* BEGIN *
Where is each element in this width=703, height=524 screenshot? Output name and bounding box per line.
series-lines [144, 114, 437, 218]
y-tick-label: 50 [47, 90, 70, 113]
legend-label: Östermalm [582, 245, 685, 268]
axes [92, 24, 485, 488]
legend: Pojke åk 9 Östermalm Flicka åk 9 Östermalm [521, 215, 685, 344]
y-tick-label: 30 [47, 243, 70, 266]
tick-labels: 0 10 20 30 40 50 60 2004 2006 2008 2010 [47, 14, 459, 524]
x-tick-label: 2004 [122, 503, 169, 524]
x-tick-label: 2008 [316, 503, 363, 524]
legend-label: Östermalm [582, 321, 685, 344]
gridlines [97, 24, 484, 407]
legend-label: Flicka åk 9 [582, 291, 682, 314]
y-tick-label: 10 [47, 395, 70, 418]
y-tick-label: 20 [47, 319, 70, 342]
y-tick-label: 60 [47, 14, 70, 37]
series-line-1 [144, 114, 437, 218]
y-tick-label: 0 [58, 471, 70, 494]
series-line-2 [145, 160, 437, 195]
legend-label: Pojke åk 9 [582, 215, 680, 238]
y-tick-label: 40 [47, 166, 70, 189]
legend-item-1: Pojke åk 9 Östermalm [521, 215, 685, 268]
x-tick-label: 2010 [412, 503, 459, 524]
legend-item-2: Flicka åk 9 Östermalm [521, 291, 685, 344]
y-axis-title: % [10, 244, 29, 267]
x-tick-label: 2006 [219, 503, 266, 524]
* END *
### Work required
Reproduce every line of the listing above verbatim, with nothing altered, added, or left out.

### Reply to the exercise
Where is each element in this width=703, height=524 screenshot? Output name and bounding box per line.
series-lines [144, 114, 437, 218]
y-tick-label: 50 [47, 90, 70, 113]
legend-label: Östermalm [582, 245, 685, 268]
axes [92, 24, 485, 488]
legend: Pojke åk 9 Östermalm Flicka åk 9 Östermalm [521, 215, 685, 344]
y-tick-label: 30 [47, 243, 70, 266]
tick-labels: 0 10 20 30 40 50 60 2004 2006 2008 2010 [47, 14, 459, 524]
x-tick-label: 2004 [122, 503, 169, 524]
x-tick-label: 2008 [316, 503, 363, 524]
legend-label: Östermalm [582, 321, 685, 344]
gridlines [97, 24, 484, 407]
legend-label: Flicka åk 9 [582, 291, 682, 314]
y-tick-label: 10 [47, 395, 70, 418]
y-tick-label: 20 [47, 319, 70, 342]
y-tick-label: 60 [47, 14, 70, 37]
series-line-1 [144, 114, 437, 218]
y-tick-label: 0 [58, 471, 70, 494]
series-line-2 [145, 160, 437, 195]
legend-label: Pojke åk 9 [582, 215, 680, 238]
y-tick-label: 40 [47, 166, 70, 189]
legend-item-1: Pojke åk 9 Östermalm [521, 215, 685, 268]
x-tick-label: 2010 [412, 503, 459, 524]
legend-item-2: Flicka åk 9 Östermalm [521, 291, 685, 344]
y-axis-title: % [10, 244, 29, 267]
x-tick-label: 2006 [219, 503, 266, 524]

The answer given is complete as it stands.